## [Stated goal]
Using the material below, copy every line where "this" appears.

## [Data for the task]

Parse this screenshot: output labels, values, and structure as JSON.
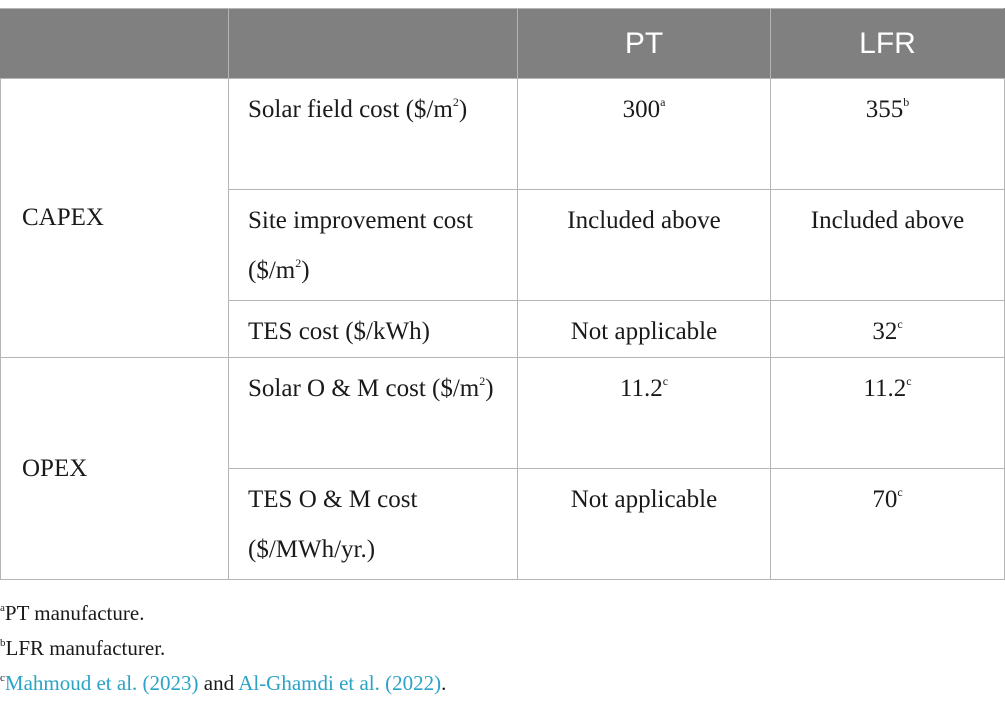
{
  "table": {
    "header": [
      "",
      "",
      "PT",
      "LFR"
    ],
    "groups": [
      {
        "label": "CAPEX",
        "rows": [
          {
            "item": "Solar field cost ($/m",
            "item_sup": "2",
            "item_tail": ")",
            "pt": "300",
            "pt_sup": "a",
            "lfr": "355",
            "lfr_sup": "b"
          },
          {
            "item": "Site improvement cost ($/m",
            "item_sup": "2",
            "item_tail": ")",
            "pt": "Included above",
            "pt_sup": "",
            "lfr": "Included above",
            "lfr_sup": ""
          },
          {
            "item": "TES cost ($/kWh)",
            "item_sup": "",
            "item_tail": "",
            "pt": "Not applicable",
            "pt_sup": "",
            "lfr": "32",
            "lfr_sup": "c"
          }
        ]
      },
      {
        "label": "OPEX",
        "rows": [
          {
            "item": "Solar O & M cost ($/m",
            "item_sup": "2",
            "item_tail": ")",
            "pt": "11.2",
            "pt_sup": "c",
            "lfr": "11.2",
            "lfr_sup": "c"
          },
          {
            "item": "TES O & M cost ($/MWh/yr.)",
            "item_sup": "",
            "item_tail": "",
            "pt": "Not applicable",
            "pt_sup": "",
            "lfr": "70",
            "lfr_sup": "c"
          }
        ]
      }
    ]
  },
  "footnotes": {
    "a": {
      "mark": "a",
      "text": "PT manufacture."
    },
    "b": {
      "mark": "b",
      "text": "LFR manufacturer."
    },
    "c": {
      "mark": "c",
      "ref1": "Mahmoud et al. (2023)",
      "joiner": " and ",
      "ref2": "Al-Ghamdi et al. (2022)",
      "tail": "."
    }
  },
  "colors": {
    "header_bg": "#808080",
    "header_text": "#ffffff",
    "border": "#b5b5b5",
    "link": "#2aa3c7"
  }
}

...

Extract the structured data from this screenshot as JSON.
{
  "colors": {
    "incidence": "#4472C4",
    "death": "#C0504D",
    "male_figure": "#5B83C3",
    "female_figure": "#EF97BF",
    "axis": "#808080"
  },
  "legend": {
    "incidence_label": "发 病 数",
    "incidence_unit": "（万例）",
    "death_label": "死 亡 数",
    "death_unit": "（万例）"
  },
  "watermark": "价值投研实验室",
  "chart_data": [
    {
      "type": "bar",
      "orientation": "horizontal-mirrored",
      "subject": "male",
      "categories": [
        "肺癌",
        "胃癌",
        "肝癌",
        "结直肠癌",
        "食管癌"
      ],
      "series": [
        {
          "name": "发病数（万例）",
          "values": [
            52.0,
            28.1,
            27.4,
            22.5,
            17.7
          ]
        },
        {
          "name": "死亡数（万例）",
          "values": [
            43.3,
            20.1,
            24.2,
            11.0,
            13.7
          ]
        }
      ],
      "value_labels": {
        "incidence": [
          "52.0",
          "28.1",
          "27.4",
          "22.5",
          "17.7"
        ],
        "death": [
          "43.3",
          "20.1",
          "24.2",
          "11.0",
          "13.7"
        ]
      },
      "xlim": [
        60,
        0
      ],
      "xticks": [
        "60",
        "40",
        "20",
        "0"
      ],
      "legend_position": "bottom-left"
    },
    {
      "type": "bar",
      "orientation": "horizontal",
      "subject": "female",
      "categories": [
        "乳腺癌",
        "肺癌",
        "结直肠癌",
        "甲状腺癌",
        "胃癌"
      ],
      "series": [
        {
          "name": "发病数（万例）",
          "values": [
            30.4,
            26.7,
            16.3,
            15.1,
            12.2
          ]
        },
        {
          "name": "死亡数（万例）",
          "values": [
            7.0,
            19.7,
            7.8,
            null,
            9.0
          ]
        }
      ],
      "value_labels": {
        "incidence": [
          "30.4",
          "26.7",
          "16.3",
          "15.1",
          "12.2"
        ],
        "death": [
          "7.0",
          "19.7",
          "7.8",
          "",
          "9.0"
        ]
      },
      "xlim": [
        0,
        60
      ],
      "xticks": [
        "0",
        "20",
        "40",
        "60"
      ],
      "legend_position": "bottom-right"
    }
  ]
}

## [Worked answer]
Parse this screenshot: output labels, values, and structure as JSON.
Extract the structured data from this screenshot as JSON.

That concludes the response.